**WHAT TO DO:** Would it be possible to write out each entry below exactly, without the pictures?

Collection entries
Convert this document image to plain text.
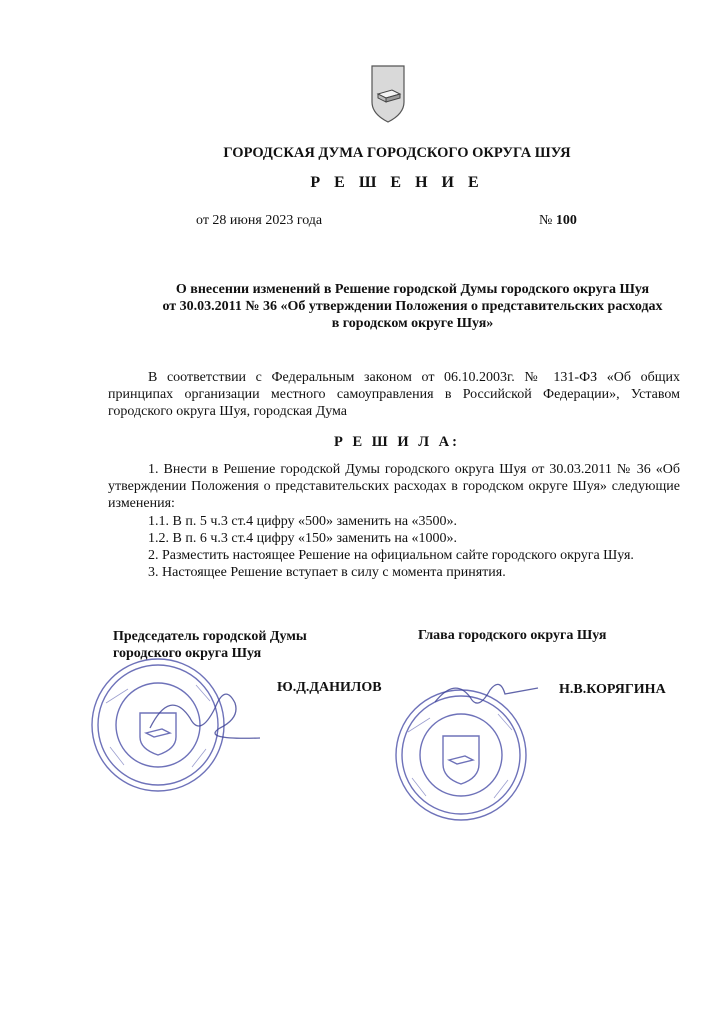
ГОРОДСКАЯ ДУМА ГОРОДСКОГО ОКРУГА ШУЯ
Р Е Ш Е Н И Е
от 28 июня 2023 года	№ 100
О внесении изменений в Решение городской Думы городского округа Шуя
от 30.03.2011 № 36 «Об утверждении Положения о представительских расходах
в городском округе Шуя»
В соответствии с Федеральным законом от 06.10.2003г. № 131-ФЗ «Об общих принципах организации местного самоуправления в Российской Федерации», Уставом городского округа Шуя, городская Дума
Р Е Ш И Л А:
1. Внести в Решение городской Думы городского округа Шуя от 30.03.2011 № 36 «Об утверждении Положения о представительских расходах в городском округе Шуя» следующие изменения:
1.1. В п. 5 ч.3 ст.4 цифру «500» заменить на «3500».
1.2. В п. 6 ч.3 ст.4 цифру «150» заменить на «1000».
2. Разместить настоящее Решение на официальном сайте городского округа Шуя.
3. Настоящее Решение вступает в силу с момента принятия.
Председатель городской Думы
городского округа Шуя
Глава городского округа Шуя
Ю.Д.ДАНИЛОВ	Н.В.КОРЯГИНА
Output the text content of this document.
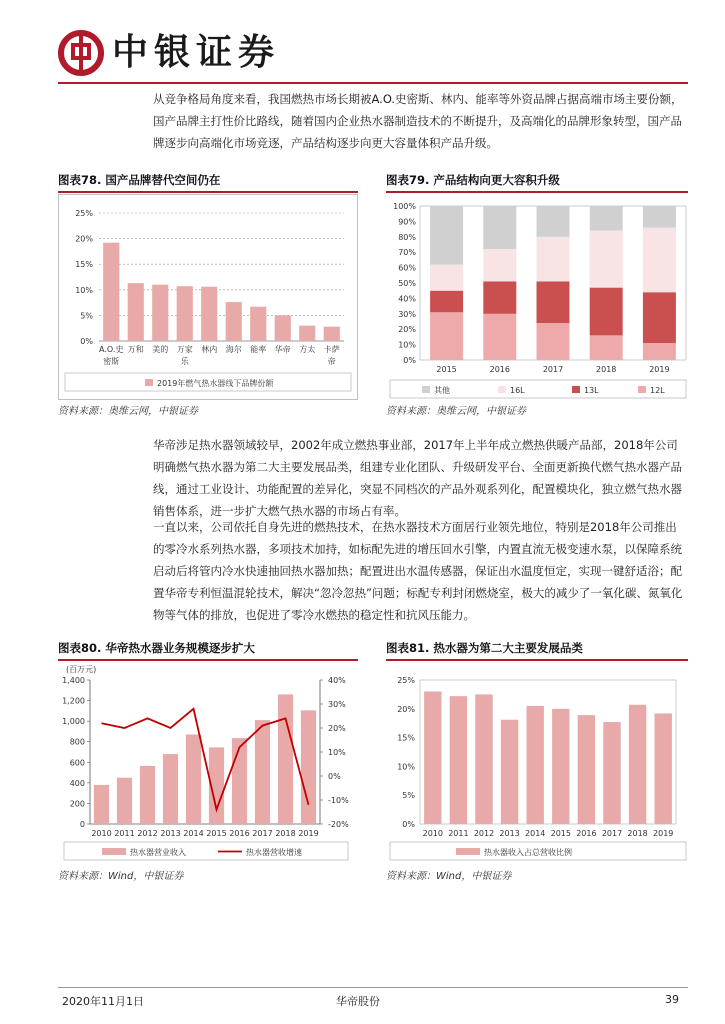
中银证券

从竞争格局角度来看，我国燃热市场长期被A.O.史密斯、林内、能率等外资品牌占据高端市场主要份额，国产品牌主打性价比路线，随着国内企业热水器制造技术的不断提升，及高端化的品牌形象转型，国产品牌逐步向高端化市场竞逐，产品结构逐步向更大容量体积产品升级。

图表78. 国产品牌替代空间仍在
0%
5%
10%
15%
20%
25%
A.O.史
密斯
万和 美的 万家
乐
林内 海尔 能率 华帝 方太 卡萨
帝
2019年燃气热水器线下品牌份额
资料来源：奥维云网，中银证券
图表79. 产品结构向更大容积升级
0%
10%
20%
30%
40%
50%
60%
70%
80%
90%
100%
2015	2016	2017	2018	2019
其他	16L	13L	12L
资料来源：奥维云网，中银证券

华帝涉足热水器领域较早，2002年成立燃热事业部，2017年上半年成立燃热供暖产品部，2018年公司明确燃气热水器为第二大主要发展品类，组建专业化团队、升级研发平台、全面更新换代燃气热水器产品线，通过工业设计、功能配置的差异化，突显不同档次的产品外观系列化，配置模块化，独立燃气热水器销售体系，进一步扩大燃气热水器的市场占有率。

一直以来，公司依托自身先进的燃热技术，在热水器技术方面居行业领先地位，特别是2018年公司推出的零冷水系列热水器，多项技术加持，如标配先进的增压回水引擎，内置直流无极变速水泵，以保障系统启动后将管内冷水快速抽回热水器加热；配置进出水温传感器，保证出水温度恒定，实现一键舒适浴；配置华帝专利恒温混轮技术，解决“忽冷忽热”问题；标配专利封闭燃烧室，极大的减少了一氧化碳、氮氧化物等气体的排放，也促进了零冷水燃热的稳定性和抗风压能力。

图表80. 华帝热水器业务规模逐步扩大
(百万元)
0
200
400
600
800
1,000
1,200
1,400
-20%
-10%
0%
10%
20%
30%
40%
2010 2011 2012 2013 2014 2015 2016 2017 2018 2019
热水器营业收入	热水器营收增速
资料来源：Wind，中银证券
图表81. 热水器为第二大主要发展品类
0%
5%
10%
15%
20%
25%
2010 2011 2012 2013 2014 2015 2016 2017 2018 2019
热水器收入占总营收比例
资料来源：Wind，中银证券
2020年11月1日	华帝股份	39
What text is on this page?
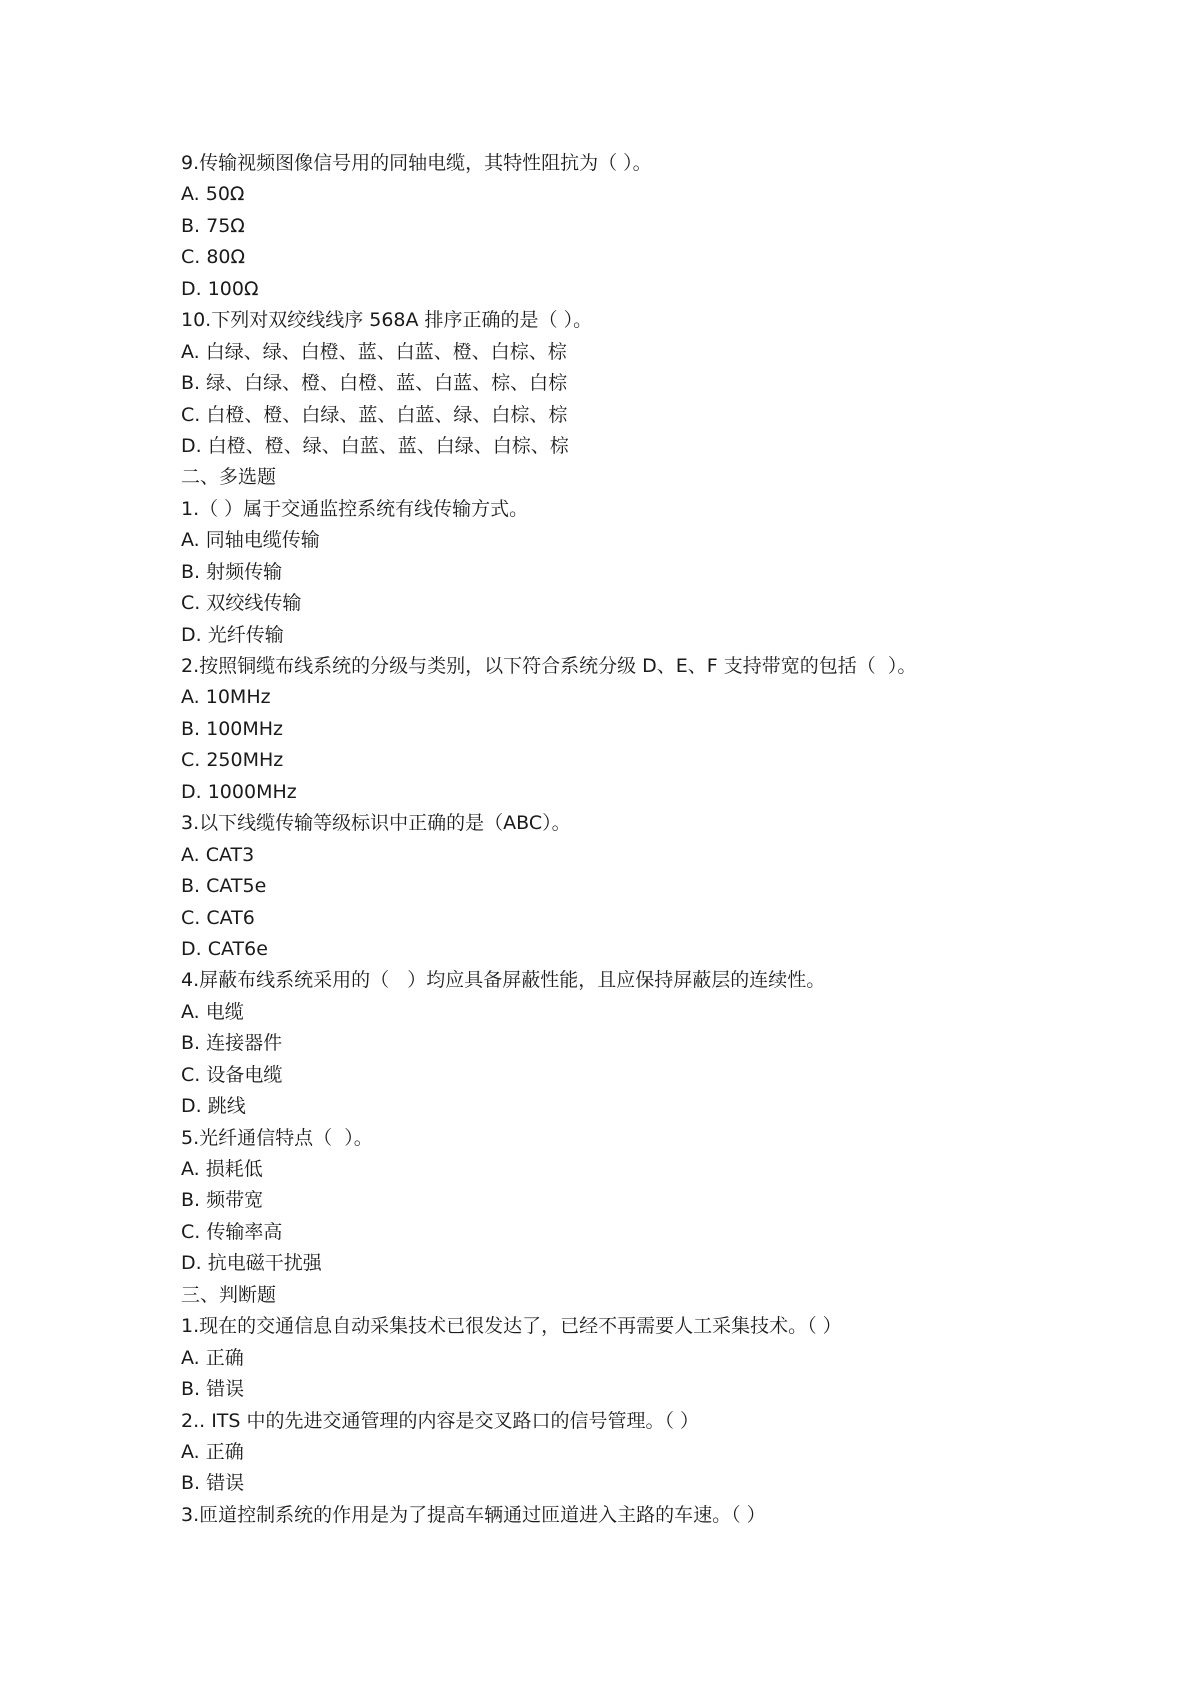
9.传输视频图像信号用的同轴电缆，其特性阻抗为（ ）。
A. 50Ω
B. 75Ω
C. 80Ω
D. 100Ω
10.下列对双绞线线序 568A 排序正确的是（ ）。
A. 白绿、绿、白橙、蓝、白蓝、橙、白棕、棕
B. 绿、白绿、橙、白橙、蓝、白蓝、棕、白棕
C. 白橙、橙、白绿、蓝、白蓝、绿、白棕、棕
D. 白橙、橙、绿、白蓝、蓝、白绿、白棕、棕
二、多选题
1.（ ）属于交通监控系统有线传输方式。
A. 同轴电缆传输
B. 射频传输
C. 双绞线传输
D. 光纤传输
2.按照铜缆布线系统的分级与类别，以下符合系统分级 D、E、F 支持带宽的包括（  ）。
A. 10MHz
B. 100MHz
C. 250MHz
D. 1000MHz
3.以下线缆传输等级标识中正确的是（ABC）。
A. CAT3
B. CAT5e
C. CAT6
D. CAT6e
4.屏蔽布线系统采用的（   ）均应具备屏蔽性能，且应保持屏蔽层的连续性。
A. 电缆
B. 连接器件
C. 设备电缆
D. 跳线
5.光纤通信特点（  ）。
A. 损耗低
B. 频带宽
C. 传输率高
D. 抗电磁干扰强
三、判断题
1.现在的交通信息自动采集技术已很发达了，已经不再需要人工采集技术。（ ）
A. 正确
B. 错误
2.. ITS 中的先进交通管理的内容是交叉路口的信号管理。（ ）
A. 正确
B. 错误
3.匝道控制系统的作用是为了提高车辆通过匝道进入主路的车速。（ ）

**RESULT FOR THIS TASK:**
Convert this document image to plain text.
ГОРОДСКАЯ ДУМА ГОРОДСКОГО ОКРУГА ШУЯ
Р Е Ш Е Н И Е
от 28 июня 2023 года	№ 100
О внесении изменений в Решение городской Думы городского округа Шуя
от 30.03.2011 № 36 «Об утверждении Положения о представительских расходах
в городском округе Шуя»
В соответствии с Федеральным законом от 06.10.2003г. № 131-ФЗ «Об общих принципах организации местного самоуправления в Российской Федерации», Уставом городского округа Шуя, городская Дума
Р Е Ш И Л А:
1. Внести в Решение городской Думы городского округа Шуя от 30.03.2011 № 36 «Об утверждении Положения о представительских расходах в городском округе Шуя» следующие изменения:
1.1. В п. 5 ч.3 ст.4 цифру «500» заменить на «3500».
1.2. В п. 6 ч.3 ст.4 цифру «150» заменить на «1000».
2. Разместить настоящее Решение на официальном сайте городского округа Шуя.
3. Настоящее Решение вступает в силу с момента принятия.
Председатель городской Думы
городского округа Шуя
Глава городского округа Шуя
Ю.Д.ДАНИЛОВ	Н.В.КОРЯГИНА
Output the text content of this document.
中银证券

从竞争格局角度来看，我国燃热市场长期被A.O.史密斯、林内、能率等外资品牌占据高端市场主要份额，国产品牌主打性价比路线，随着国内企业热水器制造技术的不断提升，及高端化的品牌形象转型，国产品牌逐步向高端化市场竞逐，产品结构逐步向更大容量体积产品升级。

图表78. 国产品牌替代空间仍在
0%
5%
10%
15%
20%
25%
A.O.史
密斯
万和 美的 万家
乐
林内 海尔 能率 华帝 方太 卡萨
帝
2019年燃气热水器线下品牌份额
资料来源：奥维云网，中银证券
图表79. 产品结构向更大容积升级
0%
10%
20%
30%
40%
50%
60%
70%
80%
90%
100%
2015	2016	2017	2018	2019
其他	16L	13L	12L
资料来源：奥维云网，中银证券

华帝涉足热水器领域较早，2002年成立燃热事业部，2017年上半年成立燃热供暖产品部，2018年公司明确燃气热水器为第二大主要发展品类，组建专业化团队、升级研发平台、全面更新换代燃气热水器产品线，通过工业设计、功能配置的差异化，突显不同档次的产品外观系列化，配置模块化，独立燃气热水器销售体系，进一步扩大燃气热水器的市场占有率。

一直以来，公司依托自身先进的燃热技术，在热水器技术方面居行业领先地位，特别是2018年公司推出的零冷水系列热水器，多项技术加持，如标配先进的增压回水引擎，内置直流无极变速水泵，以保障系统启动后将管内冷水快速抽回热水器加热；配置进出水温传感器，保证出水温度恒定，实现一键舒适浴；配置华帝专利恒温混轮技术，解决“忽冷忽热”问题；标配专利封闭燃烧室，极大的减少了一氧化碳、氮氧化物等气体的排放，也促进了零冷水燃热的稳定性和抗风压能力。

图表80. 华帝热水器业务规模逐步扩大
(百万元)
0
200
400
600
800
1,000
1,200
1,400
-20%
-10%
0%
10%
20%
30%
40%
2010 2011 2012 2013 2014 2015 2016 2017 2018 2019
热水器营业收入	热水器营收增速
资料来源：Wind，中银证券
图表81. 热水器为第二大主要发展品类
0%
5%
10%
15%
20%
25%
2010 2011 2012 2013 2014 2015 2016 2017 2018 2019
热水器收入占总营收比例
资料来源：Wind，中银证券
2020年11月1日	华帝股份	39
What text is on this page?
9.传输视频图像信号用的同轴电缆，其特性阻抗为（ ）。
A. 50Ω
B. 75Ω
C. 80Ω
D. 100Ω
10.下列对双绞线线序 568A 排序正确的是（ ）。
A. 白绿、绿、白橙、蓝、白蓝、橙、白棕、棕
B. 绿、白绿、橙、白橙、蓝、白蓝、棕、白棕
C. 白橙、橙、白绿、蓝、白蓝、绿、白棕、棕
D. 白橙、橙、绿、白蓝、蓝、白绿、白棕、棕
二、多选题
1.（ ）属于交通监控系统有线传输方式。
A. 同轴电缆传输
B. 射频传输
C. 双绞线传输
D. 光纤传输
2.按照铜缆布线系统的分级与类别，以下符合系统分级 D、E、F 支持带宽的包括（  ）。
A. 10MHz
B. 100MHz
C. 250MHz
D. 1000MHz
3.以下线缆传输等级标识中正确的是（ABC）。
A. CAT3
B. CAT5e
C. CAT6
D. CAT6e
4.屏蔽布线系统采用的（   ）均应具备屏蔽性能，且应保持屏蔽层的连续性。
A. 电缆
B. 连接器件
C. 设备电缆
D. 跳线
5.光纤通信特点（  ）。
A. 损耗低
B. 频带宽
C. 传输率高
D. 抗电磁干扰强
三、判断题
1.现在的交通信息自动采集技术已很发达了，已经不再需要人工采集技术。（ ）
A. 正确
B. 错误
2.. ITS 中的先进交通管理的内容是交叉路口的信号管理。（ ）
A. 正确
B. 错误
3.匝道控制系统的作用是为了提高车辆通过匝道进入主路的车速。（ ）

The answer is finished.